### [Directions for this task]
Each line of the data holding "Fixed" should be found and copied.
+++++
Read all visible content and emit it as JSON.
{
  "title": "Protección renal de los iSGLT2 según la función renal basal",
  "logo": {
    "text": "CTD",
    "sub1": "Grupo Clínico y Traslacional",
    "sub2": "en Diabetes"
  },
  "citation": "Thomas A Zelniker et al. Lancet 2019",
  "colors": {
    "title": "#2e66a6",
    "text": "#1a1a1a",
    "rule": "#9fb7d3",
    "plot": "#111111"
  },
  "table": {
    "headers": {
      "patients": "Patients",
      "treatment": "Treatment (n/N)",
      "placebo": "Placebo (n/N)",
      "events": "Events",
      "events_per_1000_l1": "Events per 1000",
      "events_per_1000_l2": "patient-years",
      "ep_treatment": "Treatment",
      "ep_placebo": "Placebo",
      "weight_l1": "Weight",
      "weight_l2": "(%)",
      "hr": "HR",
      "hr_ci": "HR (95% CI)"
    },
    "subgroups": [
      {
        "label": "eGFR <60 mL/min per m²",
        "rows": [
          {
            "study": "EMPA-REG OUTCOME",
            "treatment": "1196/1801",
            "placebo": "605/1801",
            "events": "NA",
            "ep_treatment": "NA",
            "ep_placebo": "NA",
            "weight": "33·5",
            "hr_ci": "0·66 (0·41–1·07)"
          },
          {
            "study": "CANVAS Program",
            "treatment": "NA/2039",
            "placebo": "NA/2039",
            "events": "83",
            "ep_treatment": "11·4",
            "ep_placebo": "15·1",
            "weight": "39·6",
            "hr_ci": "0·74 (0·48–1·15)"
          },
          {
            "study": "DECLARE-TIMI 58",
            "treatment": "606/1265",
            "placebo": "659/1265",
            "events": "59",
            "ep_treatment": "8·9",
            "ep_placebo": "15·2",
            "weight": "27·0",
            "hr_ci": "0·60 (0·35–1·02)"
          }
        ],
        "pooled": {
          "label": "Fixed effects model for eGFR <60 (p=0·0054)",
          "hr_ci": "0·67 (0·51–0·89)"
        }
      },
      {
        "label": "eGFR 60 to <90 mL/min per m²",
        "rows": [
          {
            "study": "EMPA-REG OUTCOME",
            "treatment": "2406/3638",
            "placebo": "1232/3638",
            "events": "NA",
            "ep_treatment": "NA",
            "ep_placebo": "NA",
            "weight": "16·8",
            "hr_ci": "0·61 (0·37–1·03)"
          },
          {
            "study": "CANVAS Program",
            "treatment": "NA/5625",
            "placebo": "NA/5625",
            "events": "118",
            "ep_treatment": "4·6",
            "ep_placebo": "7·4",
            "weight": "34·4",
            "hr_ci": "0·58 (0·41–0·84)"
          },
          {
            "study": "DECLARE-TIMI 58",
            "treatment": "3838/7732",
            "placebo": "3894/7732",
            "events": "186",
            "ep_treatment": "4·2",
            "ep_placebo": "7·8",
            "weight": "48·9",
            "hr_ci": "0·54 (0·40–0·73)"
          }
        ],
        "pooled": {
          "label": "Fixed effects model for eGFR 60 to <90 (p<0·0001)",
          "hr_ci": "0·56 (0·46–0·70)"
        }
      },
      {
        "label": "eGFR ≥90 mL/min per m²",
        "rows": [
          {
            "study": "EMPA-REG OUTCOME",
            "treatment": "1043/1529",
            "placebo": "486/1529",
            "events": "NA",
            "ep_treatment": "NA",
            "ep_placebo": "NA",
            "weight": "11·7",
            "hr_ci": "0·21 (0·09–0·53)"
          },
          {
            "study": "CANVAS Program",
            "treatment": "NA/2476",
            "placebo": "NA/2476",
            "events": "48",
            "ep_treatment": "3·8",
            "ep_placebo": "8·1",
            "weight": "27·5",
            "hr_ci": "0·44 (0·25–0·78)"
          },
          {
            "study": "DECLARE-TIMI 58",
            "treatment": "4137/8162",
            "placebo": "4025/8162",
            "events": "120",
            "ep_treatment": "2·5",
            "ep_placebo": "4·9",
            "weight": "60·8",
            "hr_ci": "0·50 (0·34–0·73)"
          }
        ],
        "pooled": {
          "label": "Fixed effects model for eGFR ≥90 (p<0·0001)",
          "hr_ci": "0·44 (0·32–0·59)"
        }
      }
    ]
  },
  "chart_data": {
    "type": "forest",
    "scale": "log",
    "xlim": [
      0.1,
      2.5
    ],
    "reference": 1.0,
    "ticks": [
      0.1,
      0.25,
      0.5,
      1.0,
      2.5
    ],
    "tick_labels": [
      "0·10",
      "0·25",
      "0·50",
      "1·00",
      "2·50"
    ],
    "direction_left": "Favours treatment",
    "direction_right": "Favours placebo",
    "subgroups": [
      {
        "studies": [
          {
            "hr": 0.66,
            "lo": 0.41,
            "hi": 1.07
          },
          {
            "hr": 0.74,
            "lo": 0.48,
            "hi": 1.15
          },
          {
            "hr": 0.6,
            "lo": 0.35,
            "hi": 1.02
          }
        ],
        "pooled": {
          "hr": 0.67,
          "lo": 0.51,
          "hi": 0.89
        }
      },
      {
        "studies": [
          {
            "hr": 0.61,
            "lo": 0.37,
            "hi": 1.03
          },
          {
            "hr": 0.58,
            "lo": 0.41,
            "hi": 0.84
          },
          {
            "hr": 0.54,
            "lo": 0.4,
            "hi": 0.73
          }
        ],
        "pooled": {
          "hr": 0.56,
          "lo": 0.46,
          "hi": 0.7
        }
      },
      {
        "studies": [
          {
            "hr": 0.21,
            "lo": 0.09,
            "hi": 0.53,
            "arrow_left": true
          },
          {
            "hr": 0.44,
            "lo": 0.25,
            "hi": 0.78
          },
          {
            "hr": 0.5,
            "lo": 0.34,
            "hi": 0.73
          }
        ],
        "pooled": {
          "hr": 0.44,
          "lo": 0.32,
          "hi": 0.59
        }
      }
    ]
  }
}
+++++
### [Exercise solution]
          "label": "Fixed effects model for eGFR <60 (p=0·0054)",
          "label": "Fixed effects model for eGFR 60 to <90 (p<0·0001)",
          "label": "Fixed effects model for eGFR ≥90 (p<0·0001)",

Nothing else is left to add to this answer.